Exercise prompt =
Duplicate the following records line for line, leaving out the pictures.

* start *

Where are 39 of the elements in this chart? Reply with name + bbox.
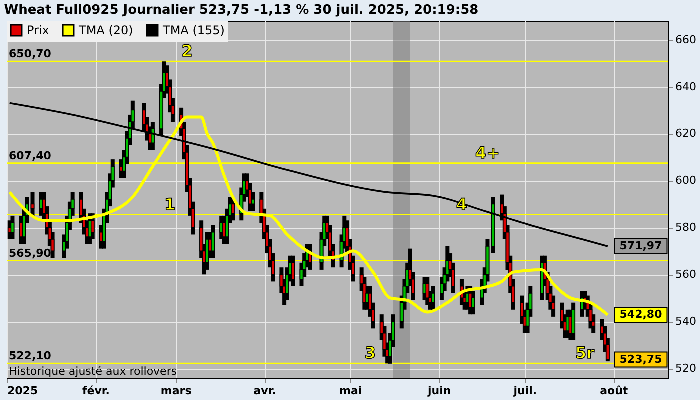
ref-line-label: 522,10 — [9, 350, 52, 363]
y-tick-label: 640 — [676, 80, 696, 94]
data-label: 571,97 — [620, 240, 662, 253]
y-tick-label: 560 — [676, 268, 696, 282]
x-tick-label: mai — [340, 384, 362, 398]
ref-line-label: 607,40 — [9, 149, 52, 162]
text: 523,75 — [620, 352, 662, 366]
x-tick-label: juin — [426, 384, 452, 398]
y-tick-label: 540 — [676, 315, 696, 328]
x-tick-label: 2025 — [8, 384, 38, 398]
ref-line-label: 650,70 — [9, 48, 52, 61]
x-tick-label: mars — [160, 384, 192, 398]
x-tick-label: juil. — [512, 384, 538, 398]
ref-line-label: 565,90 — [9, 246, 52, 260]
y-tick-label: 620 — [676, 127, 696, 140]
annotation: 3 — [364, 344, 376, 363]
candlestick — [10, 216, 15, 240]
annotation: 1 — [164, 194, 176, 214]
annotation: Historique ajusté aux rollovers — [9, 365, 178, 378]
y-tick-label: 580 — [676, 221, 696, 234]
annotation: 2 — [182, 42, 193, 61]
legend-label: TMA (20) — [78, 24, 134, 38]
annotation: 4+ — [475, 143, 500, 162]
candlestick — [150, 122, 155, 150]
annotation: 5r — [576, 344, 595, 363]
candlestick — [211, 225, 216, 258]
candlestick — [30, 192, 35, 216]
candlestick — [431, 286, 436, 310]
y-tick-label: 660 — [676, 33, 696, 46]
x-tick-label: avr. — [254, 384, 276, 398]
x-tick-label: août — [600, 384, 628, 398]
data-label: 542,80 — [620, 308, 663, 322]
x-tick-label: févr. — [82, 384, 110, 398]
legend-label: Prix — [27, 24, 50, 38]
candlestick — [572, 302, 576, 340]
y-tick-label: 600 — [676, 174, 696, 188]
y-tick-label: 520 — [676, 362, 696, 376]
legend-label: TMA (155) — [162, 24, 225, 38]
chart-title: Wheat Full0925 Journalier 523,75 -1,13 % 30 juil. 2025, 20:19:58 — [4, 3, 479, 18]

* end *

Result of the exercise =
Where are 39 of the elements in this chart? Reply with name + bbox.
ref-line-label: 522,10 — [9, 350, 52, 363]
y-tick-label: 640 — [676, 80, 696, 94]
data-label: 571,97 — [620, 240, 662, 253]
y-tick-label: 560 — [676, 268, 696, 282]
x-tick-label: mai — [340, 384, 362, 398]
ref-line-label: 607,40 — [9, 149, 52, 162]
text: 523,75 — [620, 352, 662, 366]
x-tick-label: juin — [426, 384, 452, 398]
y-tick-label: 540 — [676, 315, 696, 328]
x-tick-label: 2025 — [8, 384, 38, 398]
ref-line-label: 650,70 — [9, 48, 52, 61]
x-tick-label: mars — [160, 384, 192, 398]
x-tick-label: juil. — [512, 384, 538, 398]
ref-line-label: 565,90 — [9, 246, 52, 260]
y-tick-label: 620 — [676, 127, 696, 140]
annotation: 3 — [364, 344, 376, 363]
candlestick — [10, 216, 15, 240]
annotation: 1 — [164, 194, 176, 214]
annotation: Historique ajusté aux rollovers — [9, 365, 178, 378]
y-tick-label: 580 — [676, 221, 696, 234]
annotation: 2 — [182, 42, 193, 61]
legend-label: TMA (20) — [78, 24, 134, 38]
annotation: 4+ — [475, 143, 500, 162]
candlestick — [150, 122, 155, 150]
annotation: 5r — [576, 344, 595, 363]
candlestick — [211, 225, 216, 258]
candlestick — [30, 192, 35, 216]
candlestick — [431, 286, 436, 310]
y-tick-label: 660 — [676, 33, 696, 46]
x-tick-label: avr. — [254, 384, 276, 398]
x-tick-label: août — [600, 384, 628, 398]
data-label: 542,80 — [620, 308, 663, 322]
x-tick-label: févr. — [82, 384, 110, 398]
legend-label: Prix — [27, 24, 50, 38]
candlestick — [572, 302, 576, 340]
y-tick-label: 600 — [676, 174, 696, 188]
y-tick-label: 520 — [676, 362, 696, 376]
legend-label: TMA (155) — [162, 24, 225, 38]
chart-title: Wheat Full0925 Journalier 523,75 -1,13 % 30 juil. 2025, 20:19:58 — [4, 3, 479, 18]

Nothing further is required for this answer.